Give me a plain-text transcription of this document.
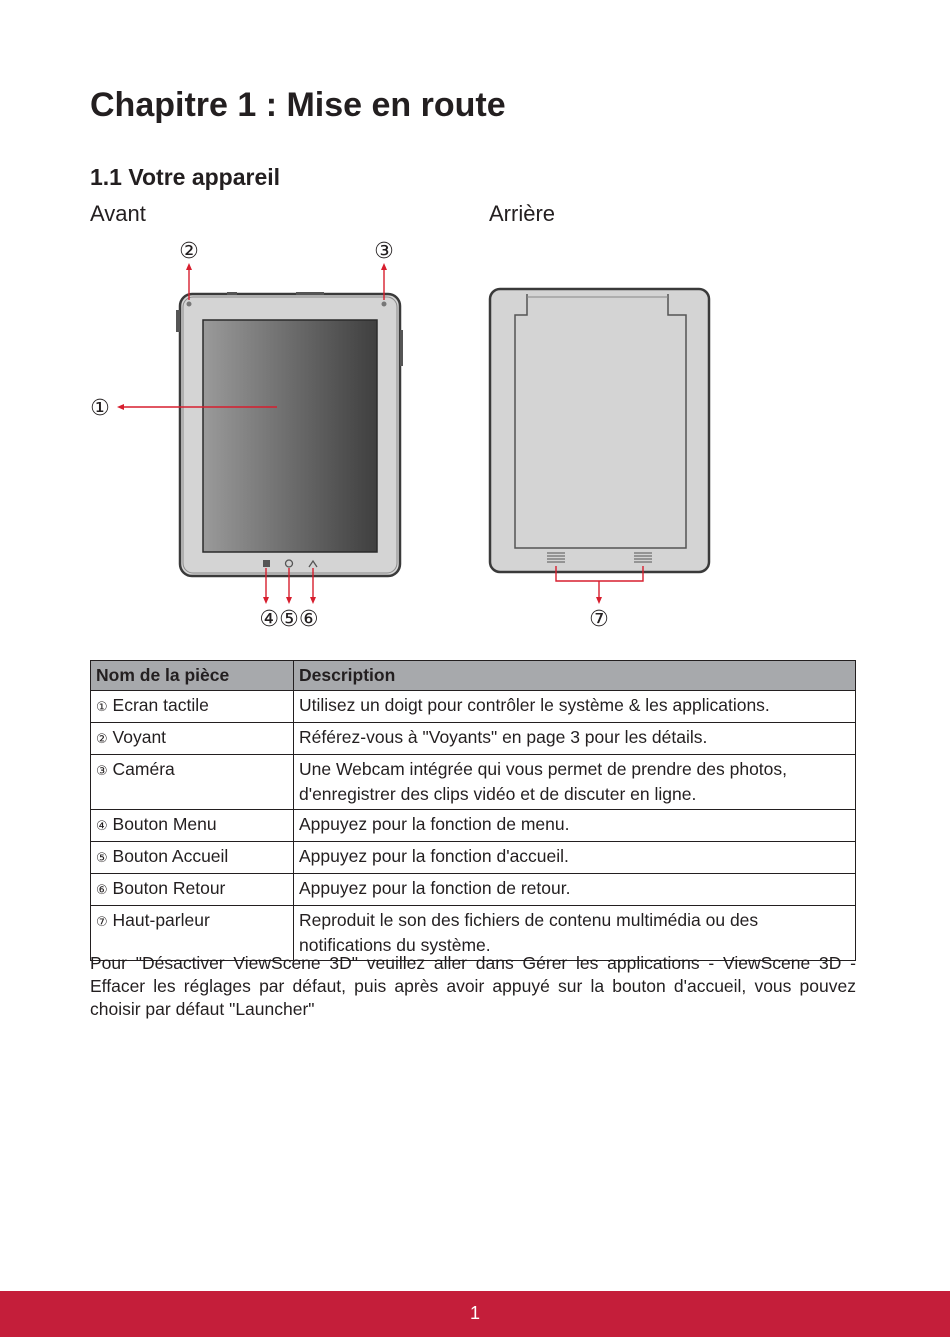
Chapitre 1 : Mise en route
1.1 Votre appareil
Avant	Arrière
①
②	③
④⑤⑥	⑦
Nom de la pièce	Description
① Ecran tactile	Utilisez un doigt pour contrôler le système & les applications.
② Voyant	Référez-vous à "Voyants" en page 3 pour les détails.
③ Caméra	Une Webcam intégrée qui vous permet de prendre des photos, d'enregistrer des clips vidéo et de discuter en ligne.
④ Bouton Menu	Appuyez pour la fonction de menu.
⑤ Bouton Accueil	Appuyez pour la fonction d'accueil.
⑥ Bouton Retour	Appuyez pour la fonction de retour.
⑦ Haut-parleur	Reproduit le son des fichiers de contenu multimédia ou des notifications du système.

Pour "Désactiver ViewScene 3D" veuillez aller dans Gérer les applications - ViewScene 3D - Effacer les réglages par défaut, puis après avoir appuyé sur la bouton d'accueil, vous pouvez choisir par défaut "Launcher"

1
- - - - -
Search the records for the string "accueil" and return every line in which it occurs.

EXERCISE RESULT |
⑤ Bouton Accueil	Appuyez pour la fonction d'accueil.
Pour "Désactiver ViewScene 3D" veuillez aller dans Gérer les applications - ViewScene 3D - Effacer les réglages par défaut, puis après avoir appuyé sur la bouton d'accueil, vous pouvez choisir par défaut "Launcher"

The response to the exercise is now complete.